**EXERCISE GOAL**
Quote each record exactly, please, leaving none out.

**SUPPLIED RECORDS**
-*-
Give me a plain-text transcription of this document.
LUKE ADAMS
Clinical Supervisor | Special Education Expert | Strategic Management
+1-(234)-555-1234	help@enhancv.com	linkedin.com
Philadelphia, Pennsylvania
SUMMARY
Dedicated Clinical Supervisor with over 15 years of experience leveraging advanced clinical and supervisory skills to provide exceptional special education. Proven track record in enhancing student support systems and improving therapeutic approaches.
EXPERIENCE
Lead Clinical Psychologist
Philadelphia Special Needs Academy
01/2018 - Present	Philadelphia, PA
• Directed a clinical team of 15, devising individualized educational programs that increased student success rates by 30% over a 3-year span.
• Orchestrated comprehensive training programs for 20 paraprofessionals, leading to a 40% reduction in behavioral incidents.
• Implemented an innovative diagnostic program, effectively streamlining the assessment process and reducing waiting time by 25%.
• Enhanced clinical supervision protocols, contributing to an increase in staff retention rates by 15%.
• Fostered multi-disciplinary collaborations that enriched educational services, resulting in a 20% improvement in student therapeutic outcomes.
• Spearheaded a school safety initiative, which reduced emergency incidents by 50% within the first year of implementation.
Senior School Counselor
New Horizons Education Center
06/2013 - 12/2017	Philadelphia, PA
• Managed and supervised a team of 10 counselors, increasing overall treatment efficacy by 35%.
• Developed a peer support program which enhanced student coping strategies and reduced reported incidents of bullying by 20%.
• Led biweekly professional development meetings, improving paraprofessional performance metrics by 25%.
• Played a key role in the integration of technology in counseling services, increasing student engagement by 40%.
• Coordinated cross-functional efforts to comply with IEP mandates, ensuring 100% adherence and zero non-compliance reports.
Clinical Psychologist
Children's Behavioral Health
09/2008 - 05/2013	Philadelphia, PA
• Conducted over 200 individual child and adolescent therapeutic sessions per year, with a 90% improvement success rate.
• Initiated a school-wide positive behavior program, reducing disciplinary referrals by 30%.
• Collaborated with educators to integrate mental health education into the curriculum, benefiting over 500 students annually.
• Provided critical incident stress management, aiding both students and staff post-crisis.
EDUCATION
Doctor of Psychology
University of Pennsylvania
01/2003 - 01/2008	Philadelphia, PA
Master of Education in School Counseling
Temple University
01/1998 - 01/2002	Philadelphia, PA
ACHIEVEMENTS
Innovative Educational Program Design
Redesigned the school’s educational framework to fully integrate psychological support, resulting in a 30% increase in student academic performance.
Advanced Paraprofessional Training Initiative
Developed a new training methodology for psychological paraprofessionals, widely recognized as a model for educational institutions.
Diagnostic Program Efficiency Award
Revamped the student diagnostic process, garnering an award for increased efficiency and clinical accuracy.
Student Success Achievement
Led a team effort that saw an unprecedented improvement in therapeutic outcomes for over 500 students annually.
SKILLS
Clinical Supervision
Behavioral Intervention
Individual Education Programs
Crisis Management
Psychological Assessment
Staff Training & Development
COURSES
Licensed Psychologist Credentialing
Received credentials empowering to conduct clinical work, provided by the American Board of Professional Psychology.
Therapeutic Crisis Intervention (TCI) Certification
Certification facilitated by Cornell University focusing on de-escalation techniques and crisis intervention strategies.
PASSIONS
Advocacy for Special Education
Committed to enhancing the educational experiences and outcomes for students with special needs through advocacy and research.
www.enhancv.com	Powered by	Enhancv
-*-
**SOLVED PROBLEM**
Give me a plain-text transcription of this document.
LUKE ADAMS
Clinical Supervisor | Special Education Expert | Strategic Management
+1-(234)-555-1234	help@enhancv.com	linkedin.com
Philadelphia, Pennsylvania
SUMMARY
Dedicated Clinical Supervisor with over 15 years of experience leveraging advanced clinical and supervisory skills to provide exceptional special education. Proven track record in enhancing student support systems and improving therapeutic approaches.
EXPERIENCE
Lead Clinical Psychologist
Philadelphia Special Needs Academy
01/2018 - Present	Philadelphia, PA
• Directed a clinical team of 15, devising individualized educational programs that increased student success rates by 30% over a 3-year span.
• Orchestrated comprehensive training programs for 20 paraprofessionals, leading to a 40% reduction in behavioral incidents.
• Implemented an innovative diagnostic program, effectively streamlining the assessment process and reducing waiting time by 25%.
• Enhanced clinical supervision protocols, contributing to an increase in staff retention rates by 15%.
• Fostered multi-disciplinary collaborations that enriched educational services, resulting in a 20% improvement in student therapeutic outcomes.
• Spearheaded a school safety initiative, which reduced emergency incidents by 50% within the first year of implementation.
Senior School Counselor
New Horizons Education Center
06/2013 - 12/2017	Philadelphia, PA
• Managed and supervised a team of 10 counselors, increasing overall treatment efficacy by 35%.
• Developed a peer support program which enhanced student coping strategies and reduced reported incidents of bullying by 20%.
• Led biweekly professional development meetings, improving paraprofessional performance metrics by 25%.
• Played a key role in the integration of technology in counseling services, increasing student engagement by 40%.
• Coordinated cross-functional efforts to comply with IEP mandates, ensuring 100% adherence and zero non-compliance reports.
Clinical Psychologist
Children's Behavioral Health
09/2008 - 05/2013	Philadelphia, PA
• Conducted over 200 individual child and adolescent therapeutic sessions per year, with a 90% improvement success rate.
• Initiated a school-wide positive behavior program, reducing disciplinary referrals by 30%.
• Collaborated with educators to integrate mental health education into the curriculum, benefiting over 500 students annually.
• Provided critical incident stress management, aiding both students and staff post-crisis.
EDUCATION
Doctor of Psychology
University of Pennsylvania
01/2003 - 01/2008	Philadelphia, PA
Master of Education in School Counseling
Temple University
01/1998 - 01/2002	Philadelphia, PA
ACHIEVEMENTS
Innovative Educational Program Design
Redesigned the school’s educational framework to fully integrate psychological support, resulting in a 30% increase in student academic performance.
Advanced Paraprofessional Training Initiative
Developed a new training methodology for psychological paraprofessionals, widely recognized as a model for educational institutions.
Diagnostic Program Efficiency Award
Revamped the student diagnostic process, garnering an award for increased efficiency and clinical accuracy.
Student Success Achievement
Led a team effort that saw an unprecedented improvement in therapeutic outcomes for over 500 students annually.
SKILLS
Clinical Supervision
Behavioral Intervention
Individual Education Programs
Crisis Management
Psychological Assessment
Staff Training & Development
COURSES
Licensed Psychologist Credentialing
Received credentials empowering to conduct clinical work, provided by the American Board of Professional Psychology.
Therapeutic Crisis Intervention (TCI) Certification
Certification facilitated by Cornell University focusing on de-escalation techniques and crisis intervention strategies.
PASSIONS
Advocacy for Special Education
Committed to enhancing the educational experiences and outcomes for students with special needs through advocacy and research.
www.enhancv.com	Powered by	Enhancv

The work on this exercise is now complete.